__Material shown__:
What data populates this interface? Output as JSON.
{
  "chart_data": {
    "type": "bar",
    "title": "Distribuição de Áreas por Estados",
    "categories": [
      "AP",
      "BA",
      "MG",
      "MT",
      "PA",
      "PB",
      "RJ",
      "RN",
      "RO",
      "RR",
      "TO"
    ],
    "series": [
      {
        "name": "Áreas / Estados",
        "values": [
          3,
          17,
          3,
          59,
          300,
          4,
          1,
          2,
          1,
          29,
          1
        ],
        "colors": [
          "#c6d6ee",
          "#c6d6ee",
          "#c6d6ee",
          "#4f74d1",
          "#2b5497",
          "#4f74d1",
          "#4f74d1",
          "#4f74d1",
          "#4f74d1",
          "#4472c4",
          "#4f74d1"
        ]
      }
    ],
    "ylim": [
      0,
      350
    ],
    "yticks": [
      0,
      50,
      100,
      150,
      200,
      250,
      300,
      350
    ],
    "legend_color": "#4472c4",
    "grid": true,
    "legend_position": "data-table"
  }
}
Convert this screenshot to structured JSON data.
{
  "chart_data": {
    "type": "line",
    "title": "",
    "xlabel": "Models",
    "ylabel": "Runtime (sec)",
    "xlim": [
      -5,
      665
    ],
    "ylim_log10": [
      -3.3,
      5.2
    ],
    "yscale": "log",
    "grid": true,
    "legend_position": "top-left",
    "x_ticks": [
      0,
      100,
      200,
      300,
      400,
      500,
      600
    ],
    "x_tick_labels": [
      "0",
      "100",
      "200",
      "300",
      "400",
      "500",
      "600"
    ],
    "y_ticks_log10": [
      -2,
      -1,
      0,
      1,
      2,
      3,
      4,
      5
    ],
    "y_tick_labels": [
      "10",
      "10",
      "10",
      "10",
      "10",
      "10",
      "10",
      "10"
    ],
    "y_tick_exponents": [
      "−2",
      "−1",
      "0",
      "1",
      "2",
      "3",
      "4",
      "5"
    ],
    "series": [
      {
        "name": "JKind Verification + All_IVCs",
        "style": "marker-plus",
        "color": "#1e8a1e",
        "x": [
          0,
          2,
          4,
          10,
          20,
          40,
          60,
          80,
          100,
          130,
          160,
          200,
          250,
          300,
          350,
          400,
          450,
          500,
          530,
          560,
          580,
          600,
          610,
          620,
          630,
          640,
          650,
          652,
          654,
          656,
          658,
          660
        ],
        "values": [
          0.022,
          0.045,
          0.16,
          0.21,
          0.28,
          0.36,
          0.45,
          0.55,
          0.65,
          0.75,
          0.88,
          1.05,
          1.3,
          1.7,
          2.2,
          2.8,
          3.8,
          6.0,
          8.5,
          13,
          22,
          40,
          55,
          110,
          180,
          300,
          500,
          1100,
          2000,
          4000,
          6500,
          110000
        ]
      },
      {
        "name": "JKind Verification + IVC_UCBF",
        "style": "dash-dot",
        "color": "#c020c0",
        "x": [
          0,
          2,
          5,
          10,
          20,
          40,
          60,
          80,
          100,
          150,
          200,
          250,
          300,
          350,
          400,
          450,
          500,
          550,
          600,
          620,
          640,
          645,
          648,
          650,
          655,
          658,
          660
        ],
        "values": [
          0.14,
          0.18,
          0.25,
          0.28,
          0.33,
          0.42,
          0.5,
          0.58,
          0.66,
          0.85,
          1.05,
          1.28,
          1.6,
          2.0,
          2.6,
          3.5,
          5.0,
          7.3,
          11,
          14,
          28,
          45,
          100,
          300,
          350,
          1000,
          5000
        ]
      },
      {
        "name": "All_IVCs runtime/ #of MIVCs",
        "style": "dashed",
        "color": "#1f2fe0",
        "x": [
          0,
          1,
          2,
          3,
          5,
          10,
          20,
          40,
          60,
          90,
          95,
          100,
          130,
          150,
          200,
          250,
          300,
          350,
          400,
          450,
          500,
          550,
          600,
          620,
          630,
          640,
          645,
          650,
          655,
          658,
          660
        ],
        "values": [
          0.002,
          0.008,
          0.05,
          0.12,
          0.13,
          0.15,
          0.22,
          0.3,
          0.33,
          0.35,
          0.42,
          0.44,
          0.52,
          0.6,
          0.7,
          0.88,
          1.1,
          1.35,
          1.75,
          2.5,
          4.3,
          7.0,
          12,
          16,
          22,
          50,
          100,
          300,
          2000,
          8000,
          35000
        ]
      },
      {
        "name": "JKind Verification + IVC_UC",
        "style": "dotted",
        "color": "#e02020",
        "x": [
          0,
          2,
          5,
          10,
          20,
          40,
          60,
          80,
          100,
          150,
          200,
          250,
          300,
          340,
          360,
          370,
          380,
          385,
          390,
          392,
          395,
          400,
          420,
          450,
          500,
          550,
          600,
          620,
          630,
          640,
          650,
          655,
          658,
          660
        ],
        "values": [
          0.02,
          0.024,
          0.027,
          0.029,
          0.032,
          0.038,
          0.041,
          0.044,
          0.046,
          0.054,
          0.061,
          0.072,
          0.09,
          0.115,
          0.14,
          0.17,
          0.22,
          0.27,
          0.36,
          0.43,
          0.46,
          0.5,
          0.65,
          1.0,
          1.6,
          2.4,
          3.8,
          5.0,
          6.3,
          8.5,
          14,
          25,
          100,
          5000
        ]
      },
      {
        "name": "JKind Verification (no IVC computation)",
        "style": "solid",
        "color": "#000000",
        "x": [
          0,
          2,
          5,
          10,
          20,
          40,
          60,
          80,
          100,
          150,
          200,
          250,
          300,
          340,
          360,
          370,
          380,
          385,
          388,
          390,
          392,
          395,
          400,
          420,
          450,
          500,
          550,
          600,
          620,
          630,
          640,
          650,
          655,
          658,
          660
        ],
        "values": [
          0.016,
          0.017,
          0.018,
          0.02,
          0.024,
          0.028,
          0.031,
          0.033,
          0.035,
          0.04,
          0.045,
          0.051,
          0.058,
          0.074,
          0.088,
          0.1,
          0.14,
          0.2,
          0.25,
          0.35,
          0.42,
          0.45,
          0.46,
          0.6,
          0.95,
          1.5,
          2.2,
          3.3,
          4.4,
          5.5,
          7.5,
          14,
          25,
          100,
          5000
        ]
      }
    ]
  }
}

__Task instructions__:
Copy every line of the material in which the word "style" occurs.

__Output for this exercise__:
        "style": "marker-plus",
        "style": "dash-dot",
        "style": "dashed",
        "style": "dotted",
        "style": "solid",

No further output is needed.